DOCUMENT PASSAGE
※ ※ ※

Eadie Burke (eadieburke) I found Owen Brown somewhat unreliable in the fact that he claimed to be against slavery yet when Lyman Epps, a black slave who was rescued and lived with Browns on their farm, accidentally shoots and kills himself in circumstances that Owen could have prevented if he had acted in time.
Owen thus convinces himself that he is a murderer and can atone for this act only by becoming the coldblooded killer of slave owners and destroyer of slavery that he believes his father wants him to become. "I was the man," Owen writes, who had never been able to forget that Lyman, while he lived, was black. Thus, until this moment, I had never truly loved him. He was a dead man now -- finally, a man of no race. And as surely as if I had pulled the trigger myself, I was the man, the white man, who, because of Lyman's color and mine, had killed him. It was as if there had been no other way for me to love him.
There was nothing for love, now, but all-out war against the slavers.... Father would be my North Star.... I had become outwardly a hard man, a grim, silent warrior in my father's army, soon to be a killer more feared by the slavers for his cold, avenging spirit than any Free-Soil man in all of Kansas. More feared even than Father.

This is a work of fiction but in the real world: Lyman Epps did not shoot himself; he sang John Brown's favorite hymns at Brown's funeral, in North Elba.


message 5: by Kristel (last edited Feb 18, 2016 01:49PM) (new)

Kristel (kristelh) | 5153 comments Mod
I find him as narrator to be questionable. He is remembering events that are influenced by his own emotions and interpretations. I started to wonder about him so I did look up the Brown family via Wiki to see how accurate the historical aspect was and that seems pretty good so far.


message 6: by [deleted user] (new)

Owen is only as reliable as anyone recounting events from their past, what they tell us is coloured by what they felt at the time and also by hindsight.


message 7: by John (new)

John Seymour There were a couple times when Owen referred to events differently, inconsistently, so I was wondering if he was an unreliable narrator, but then there was an occasion (only one and otherwise unexplained) in which Susan Epps is referred to as Helen (I think - I didn't mark it), so perhaps Banks is the unreliable one?

I like Patrick's idea that the narrator is Owen's ghost, as that makes the scenes about the reinterment of the raiders in North Elba. That took place in 1899 (not thirty years (1889) after the raid as suggested by Owen), thus suggesting that Owen's presence was indeed ghostly. This mismatch in the dates isn't necessarily evidence of Owen's lack or reliability as the James McPherson article that Eadie quotes from also notes a large number of historical mistakes that aren't relevant to the story. http://www.theatlantic.com/past/docs/...

※ ※ ※

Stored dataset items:
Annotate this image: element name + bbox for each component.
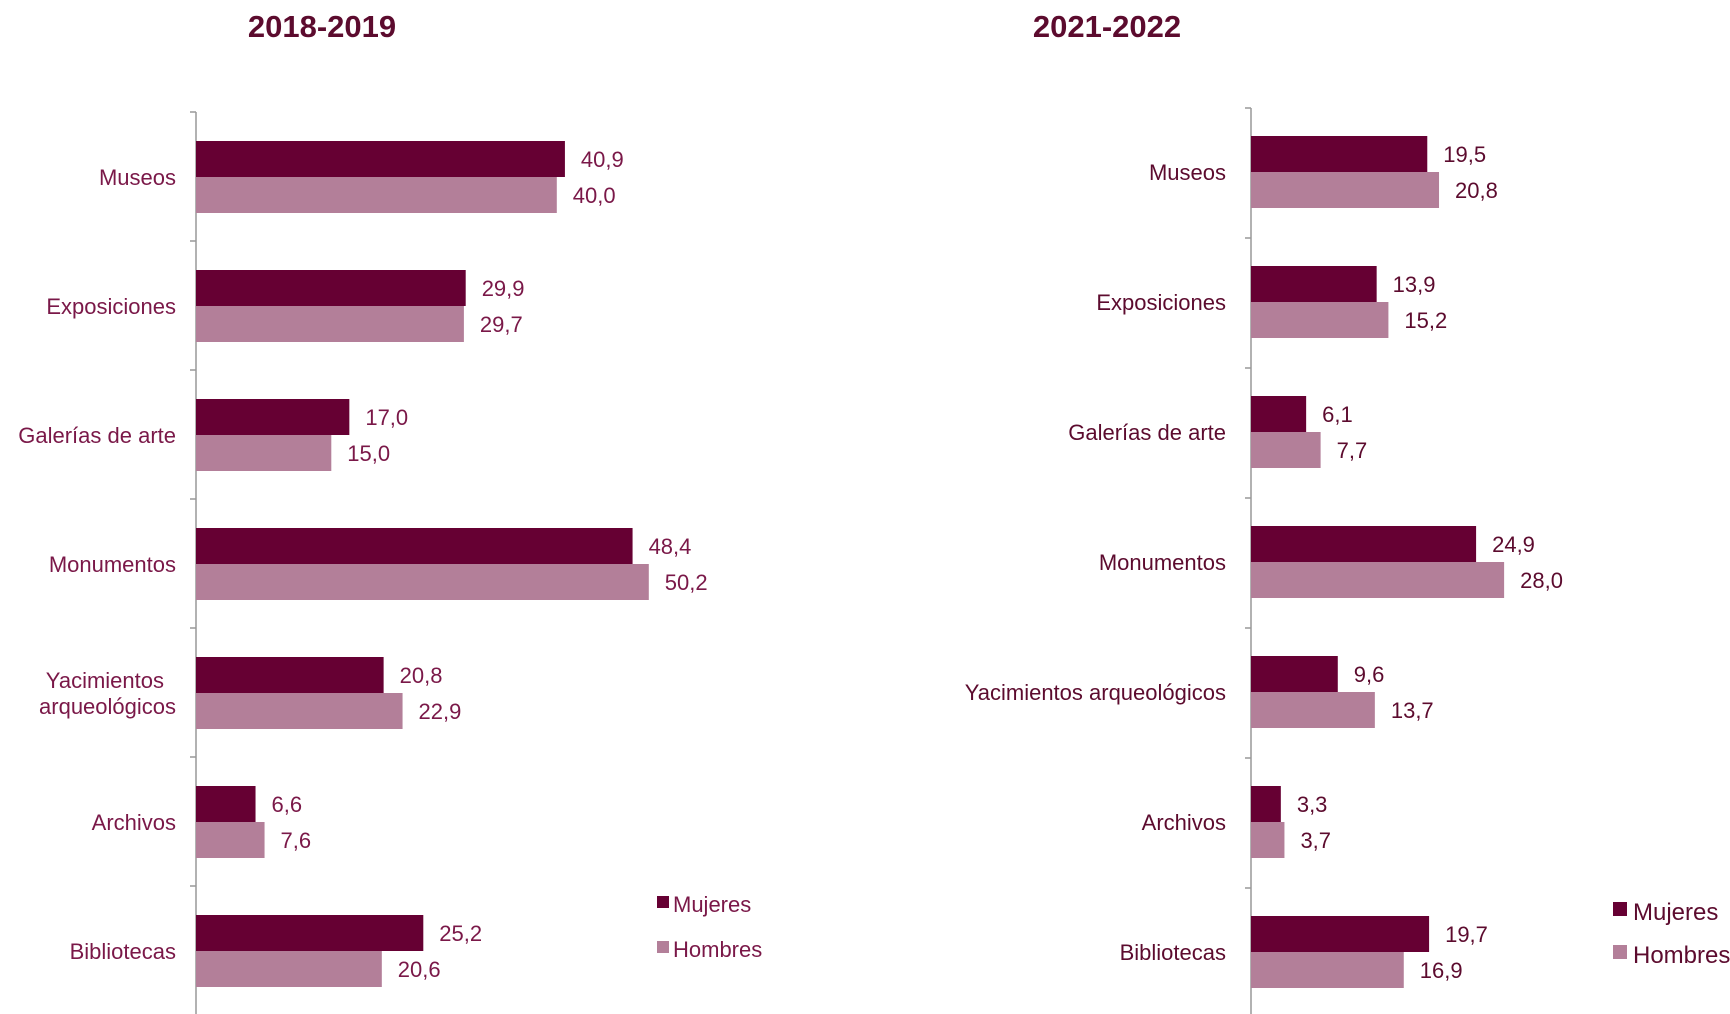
data-label-hombres: 7,7: [1337, 438, 1368, 463]
data-label-hombres: 50,2: [665, 570, 708, 595]
bar-mujeres: [196, 786, 256, 822]
data-label-mujeres: 25,2: [439, 921, 482, 946]
data-label-hombres: 28,0: [1520, 568, 1563, 593]
data-label-hombres: 20,6: [398, 957, 441, 982]
bar-hombres: [1251, 432, 1321, 468]
category-label: Galerías de arte: [18, 423, 176, 448]
legend-swatch-hombres: [657, 941, 669, 953]
legend-label-mujeres: Mujeres: [673, 892, 751, 917]
category-label-line: arqueológicos: [39, 694, 176, 719]
category-label: Yacimientos arqueológicos: [965, 680, 1226, 705]
category-label: Museos: [99, 165, 176, 190]
data-label-hombres: 15,2: [1404, 308, 1447, 333]
category-label: Galerías de arte: [1068, 420, 1226, 445]
data-label-mujeres: 20,8: [400, 663, 443, 688]
legend-label-hombres: Hombres: [1633, 942, 1730, 969]
chart-1: 2021-2022 Museos 19,5 20,8 Exposiciones 13,9 1…: [965, 9, 1730, 1014]
bar-hombres: [196, 306, 464, 342]
bar-mujeres: [1251, 526, 1477, 562]
data-label-mujeres: 3,3: [1297, 792, 1328, 817]
bar-mujeres: [1251, 656, 1338, 692]
data-label-hombres: 22,9: [419, 699, 462, 724]
bar-mujeres: [196, 657, 384, 693]
category-label: Archivos: [92, 810, 176, 835]
bar-hombres: [196, 177, 557, 213]
bar-mujeres: [196, 528, 633, 564]
bar-hombres: [196, 822, 265, 858]
data-label-mujeres: 19,5: [1443, 142, 1486, 167]
data-label-mujeres: 9,6: [1354, 662, 1385, 687]
legend-swatch-mujeres: [657, 896, 669, 908]
bar-hombres: [1251, 952, 1404, 988]
data-label-hombres: 40,0: [573, 183, 616, 208]
bar-mujeres: [1251, 916, 1430, 952]
bar-mujeres: [196, 399, 350, 435]
bar-hombres: [196, 564, 649, 600]
bar-hombres: [1251, 692, 1375, 728]
bar-mujeres: [1251, 396, 1307, 432]
chart-title: 2018-2019: [248, 9, 396, 44]
category-label: Exposiciones: [46, 294, 176, 319]
bar-hombres: [196, 951, 382, 987]
category-label: Monumentos: [1099, 550, 1226, 575]
category-label: Monumentos: [49, 552, 176, 577]
legend: Mujeres Hombres: [657, 892, 762, 962]
data-label-mujeres: 13,9: [1393, 272, 1436, 297]
category-label: Museos: [1149, 160, 1226, 185]
data-label-mujeres: 48,4: [649, 534, 692, 559]
data-label-mujeres: 17,0: [365, 405, 408, 430]
bar-mujeres: [196, 270, 466, 306]
category-label: Archivos: [1142, 810, 1226, 835]
bar-mujeres: [196, 141, 565, 177]
bar-hombres: [1251, 172, 1440, 208]
data-label-mujeres: 24,9: [1492, 532, 1535, 557]
legend: Mujeres Hombres: [1613, 899, 1730, 969]
category-label: Exposiciones: [1096, 290, 1226, 315]
bar-hombres: [196, 693, 403, 729]
bar-mujeres: [1251, 266, 1377, 302]
bar-mujeres: [1251, 786, 1281, 822]
data-label-mujeres: 40,9: [581, 147, 624, 172]
category-label-line: Yacimientos: [46, 668, 164, 693]
data-label-mujeres: 6,1: [1322, 402, 1353, 427]
data-label-hombres: 16,9: [1420, 958, 1463, 983]
bar-mujeres: [1251, 136, 1428, 172]
data-label-mujeres: 6,6: [272, 792, 303, 817]
bar-hombres: [196, 435, 332, 471]
data-label-hombres: 7,6: [281, 828, 312, 853]
category-label: Yacimientos arqueológicos: [39, 668, 176, 719]
legend-label-hombres: Hombres: [673, 937, 762, 962]
bar-hombres: [1251, 562, 1505, 598]
bar-hombres: [1251, 302, 1389, 338]
data-label-hombres: 20,8: [1455, 178, 1498, 203]
legend-label-mujeres: Mujeres: [1633, 899, 1718, 926]
data-label-hombres: 3,7: [1300, 828, 1331, 853]
legend-swatch-hombres: [1613, 945, 1627, 959]
data-label-hombres: 15,0: [347, 441, 390, 466]
category-label: Bibliotecas: [1120, 940, 1226, 965]
data-label-hombres: 13,7: [1391, 698, 1434, 723]
chart-title: 2021-2022: [1033, 9, 1181, 44]
data-label-mujeres: 29,9: [482, 276, 525, 301]
bar-mujeres: [196, 915, 424, 951]
data-label-mujeres: 19,7: [1445, 922, 1488, 947]
bar-hombres: [1251, 822, 1285, 858]
legend-swatch-mujeres: [1613, 902, 1627, 916]
category-label: Bibliotecas: [70, 939, 176, 964]
data-label-hombres: 29,7: [480, 312, 523, 337]
chart-0: 2018-2019 Museos 40,9 40,0 Exposiciones 29,9 2…: [18, 9, 762, 1014]
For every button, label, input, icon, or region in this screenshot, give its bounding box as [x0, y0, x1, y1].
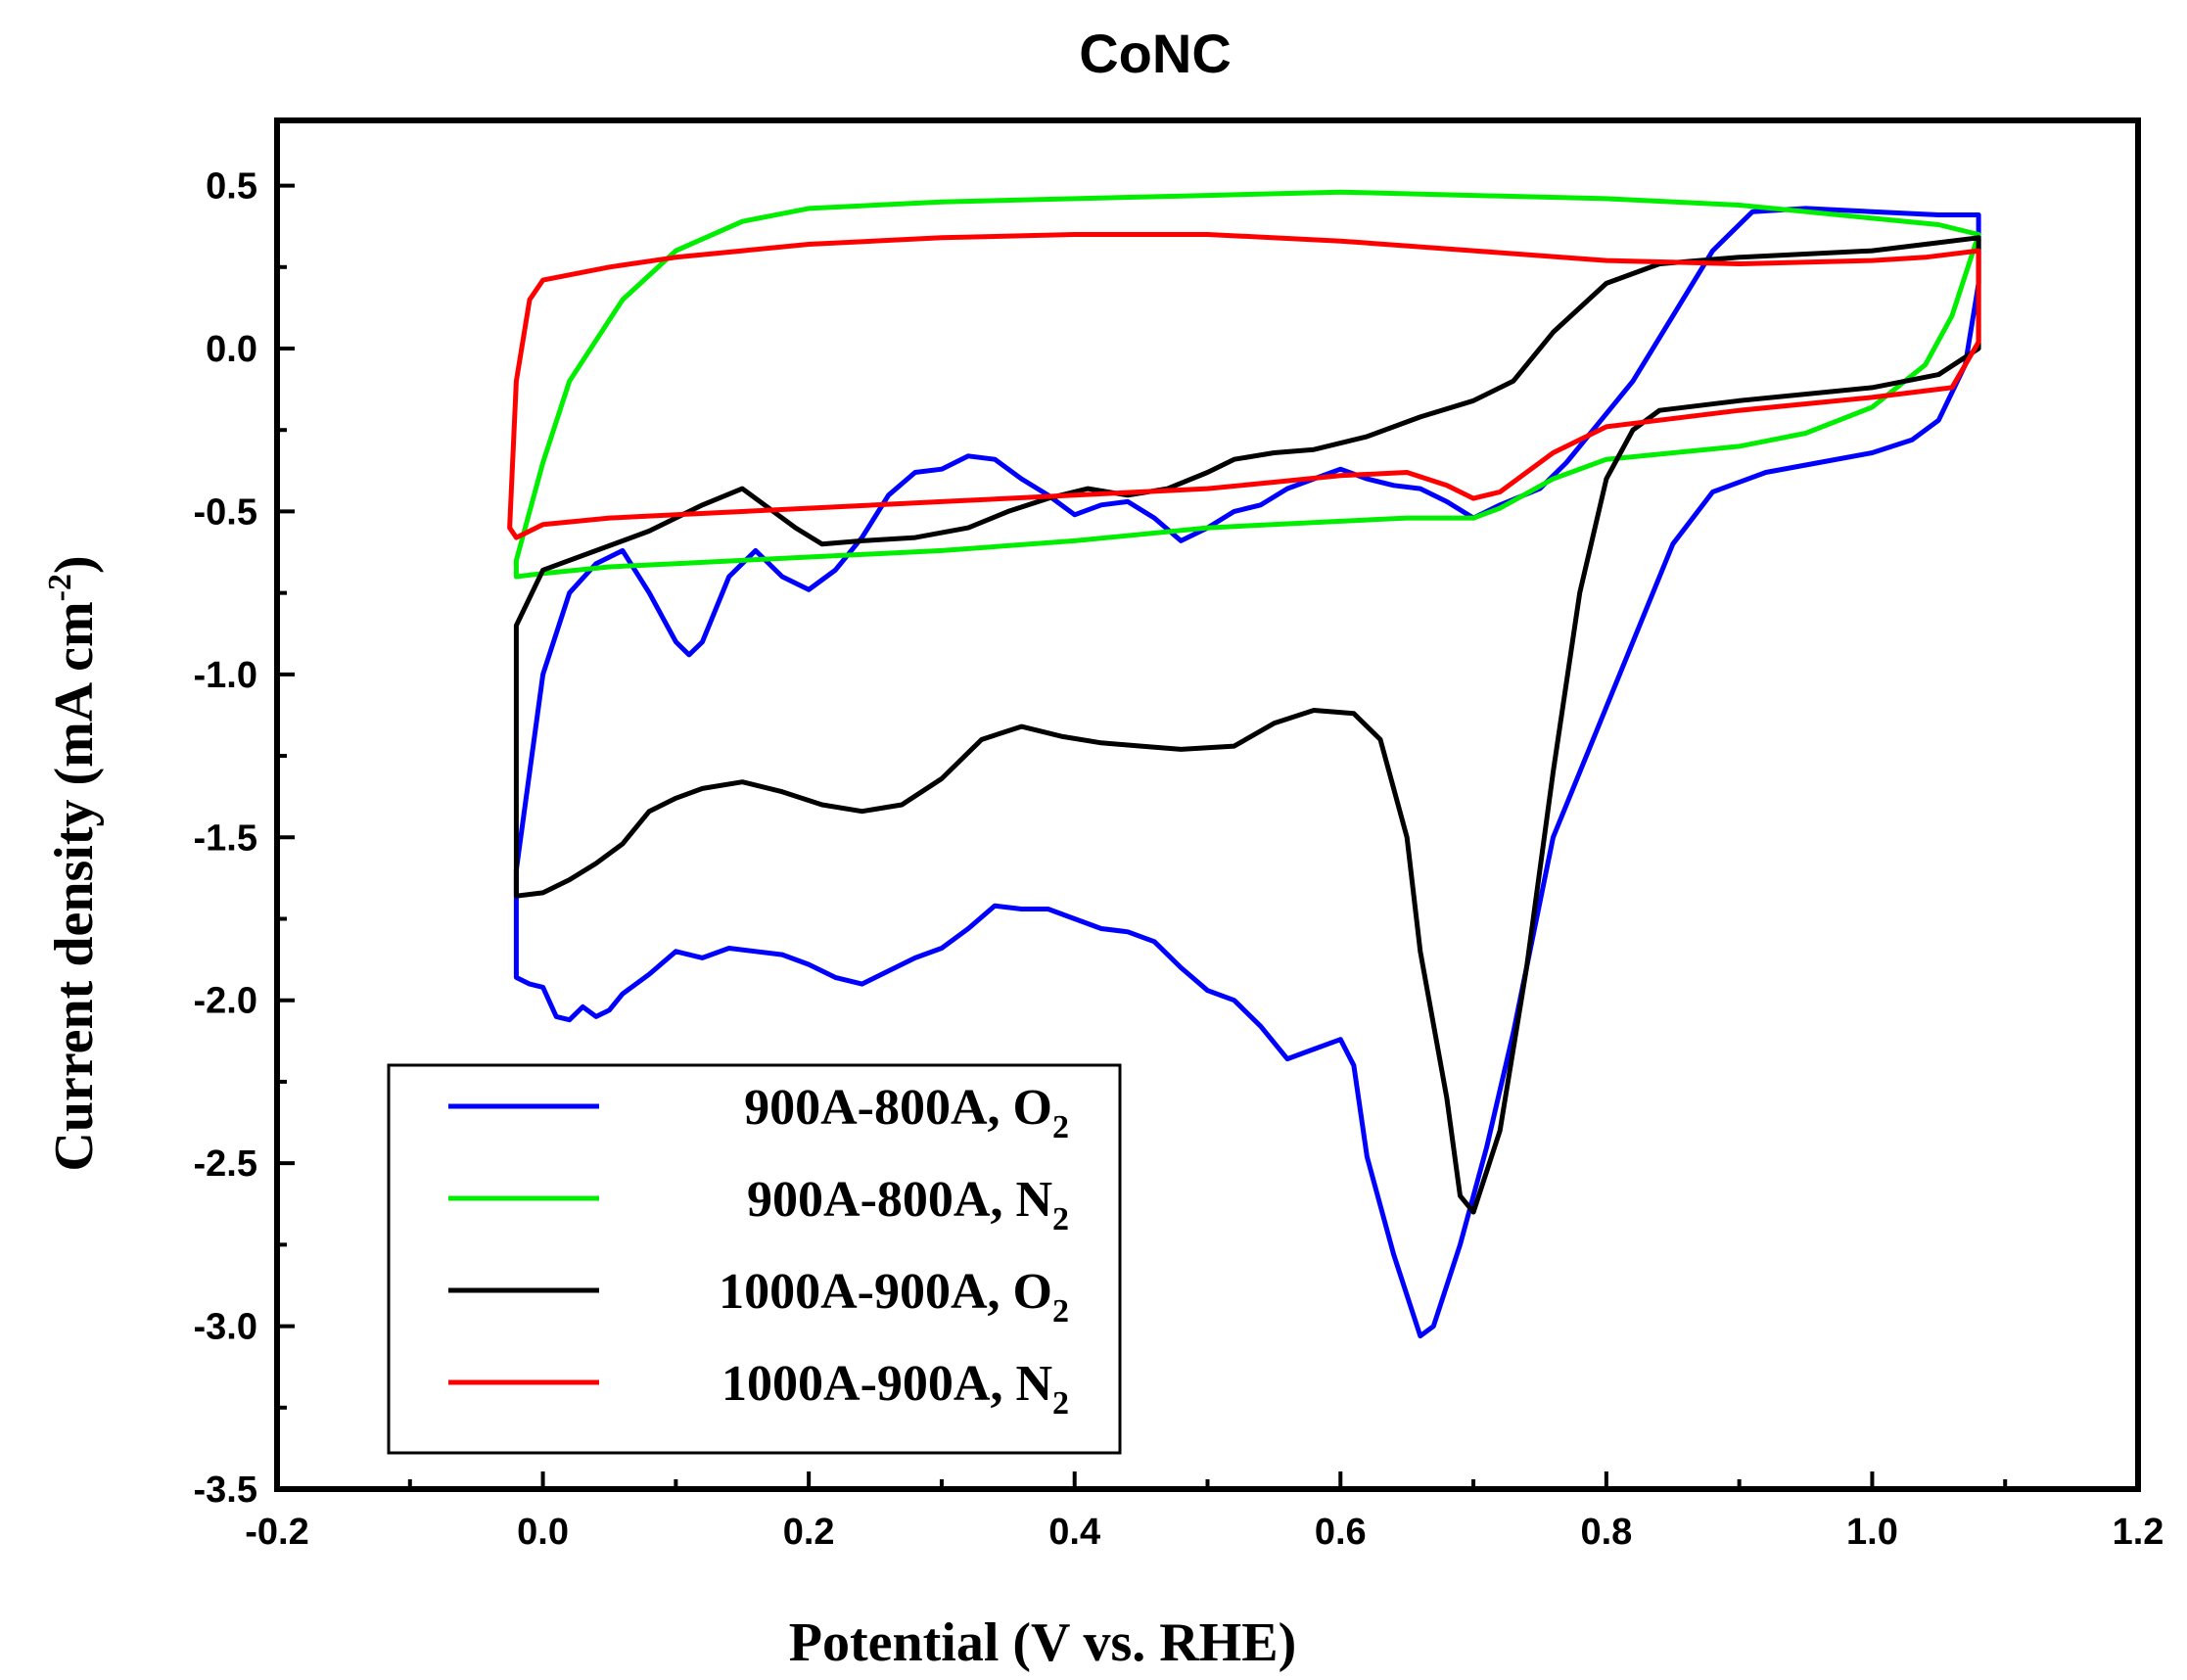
x-tick-label: 1.2 — [2113, 1512, 2164, 1553]
x-tick-label: 0.4 — [1048, 1512, 1100, 1553]
y-tick-label: 0.0 — [206, 329, 257, 370]
y-tick-label: 0.5 — [206, 166, 257, 208]
y-tick-labels: 0.5 0.0 -0.5 -1.0 -1.5 -2.0 -2.5 -3.0 -3.5 — [194, 166, 257, 1511]
y-tick-label: -2.5 — [194, 1143, 257, 1185]
x-axis-label: Potential (V vs. RHE) — [789, 1612, 1297, 1673]
series-line-1 — [513, 206, 1981, 1339]
plot-frame — [274, 117, 2141, 1492]
y-tick-label: -3.0 — [194, 1307, 257, 1348]
legend-label-1: 900A-800A, O2 — [744, 1080, 1069, 1145]
series-line-3 — [513, 235, 1981, 1215]
y-tick-label: -1.0 — [194, 655, 257, 696]
y-axis-label-main: Current density (mA cm — [44, 601, 105, 1171]
x-tick-label: -0.2 — [245, 1512, 308, 1553]
series-line-4 — [507, 232, 1981, 540]
x-tick-labels: -0.2 0.0 0.2 0.4 0.6 0.8 1.0 1.2 — [245, 1512, 2164, 1553]
series-line-2 — [513, 189, 1981, 580]
x-tick-label: 0.6 — [1315, 1512, 1367, 1553]
y-tick-label: -1.5 — [194, 817, 257, 859]
y-axis-label-sup: -2 — [42, 574, 78, 601]
y-axis-label-close: ) — [44, 555, 105, 574]
x-tick-label: 0.2 — [783, 1512, 835, 1553]
chart-title: CoNC — [1079, 23, 1232, 84]
legend-label-2: 900A-800A, N2 — [747, 1172, 1069, 1237]
legend-box — [387, 1063, 1122, 1455]
legend-label-3: 1000A-900A, O2 — [719, 1264, 1069, 1330]
x-tick-label: 1.0 — [1846, 1512, 1898, 1553]
y-tick-label: -2.0 — [194, 981, 257, 1022]
y-axis-label: Current density (mA cm-2) — [42, 555, 105, 1171]
legend-label-4: 1000A-900A, N2 — [721, 1356, 1069, 1422]
svg-text:Current density (mA cm-2): Current density (mA cm-2) — [42, 555, 105, 1171]
legend: 900A-800A, O2 900A-800A, N2 1000A-900A, O2… — [387, 1063, 1122, 1455]
y-tick-label: -0.5 — [194, 491, 257, 533]
y-tick-label: -3.5 — [194, 1470, 257, 1511]
x-tick-label: 0.8 — [1580, 1512, 1632, 1553]
x-tick-label: 0.0 — [517, 1512, 569, 1553]
series-lines — [507, 189, 1981, 1339]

※ ※ ※

REQUIREMENTS
A. In the discussion of Owen Brown as narrator, restate the paragraph beginning "I find him as narrator to be questionable" more concisely, retaining its main points.
B. Extend the discussion of Owen Brown as narrator, starting immediately after its final sentence.

EXPECTED RESULTS
A. Kristel considers Owen a questionable narrator because his recollections are shaped by his own emotions and interpretations. This doubt prompted a check of the Brown family on Wiki, and the historical side of the story appears fairly accurate so far.

B.
message 8: by Kristel (new)

Kristel (kristelh) | 5153 comments Mod
John wrote: "There were a couple times when Owen referred to events differently, inconsistently, so I was wondering if he was an unreliable narrator, but then there was an occasion (only one and otherwise unexp..."

I searched in my kindle edition and there is no mention of a Helen.


message 9: by John (new)

John Seymour Kristel wrote: "John wrote: "There were a couple times when Owen referred to events differently, inconsistently, so I was wondering if he was an unreliable narrator, but then there was an occasion (only one and ot..."

So I've misremembered the name, and I can't find the spot; but I remember it was jarring at the time.


message 10: by Kristel (new)

Kristel (kristelh) | 5153 comments Mod
John wrote: "Kristel wrote: "John wrote: "There were a couple times when Owen referred to events differently, inconsistently, so I was wondering if he was an unreliable narrator, but then there was an occasion ..."

I am 62% in to the book so I will watch out for it but maybe passed it already. The person who made a lot of mistakes like that was Murdoch after she started showing signs of Alzheimer's


message 11: by Diane (new)

Diane Zwang | 1899 comments Mod
You all make good points. I think I am in line with Book's answer.


message 12: by Kristel (last edited Mar 26, 2016 06:38PM) (new)

Kristel (kristelh) | 5153 comments Mod
He is fairly reliable as narrators go except that he is telling us the story through his own experience and his own interpretation of the situations. I found him to have many issues. He was a jealous son, he did not feel his dad loved him much, he never accepted his stepmother, he probably had survivor guilt. I found it somewhat interesting that Owen always wanted what he couldn't have. He never made a female acquaintance of his own, the woman on the boat who was pregnant with another man's baby, the wife of Lyman. I wan't sure what or why he always wanted the affection that didn't belong to him.


message 13: by John (new)

John Seymour Really interesting observation, Kristel


message 14: by Pip (new)

Pip | 1822 comments I thought that Owen was homosexual, he was in love with Lymann Epps, he couldn't reconcile his feelings so he subliminated them into desire for Susan Epps, and Lymann committed suicide because of all this. I thought Fred was also homosexual and that was why he mutilated himself. I also imagine that none of this really happened historically.


message 15: by John (new)

John Seymour Pip wrote: "I thought that Owen was homosexual, he was in love with Lymann Epps, he couldn't reconcile his feelings so he subliminated them into desire for Susan Epps, and Lymann committed suicide because of a..."

Correct


message 16: by Kristel (new)

Kristel (kristelh) | 5153 comments Mod
Correct, they were homosexual or it never happened?


message 17: by John (new)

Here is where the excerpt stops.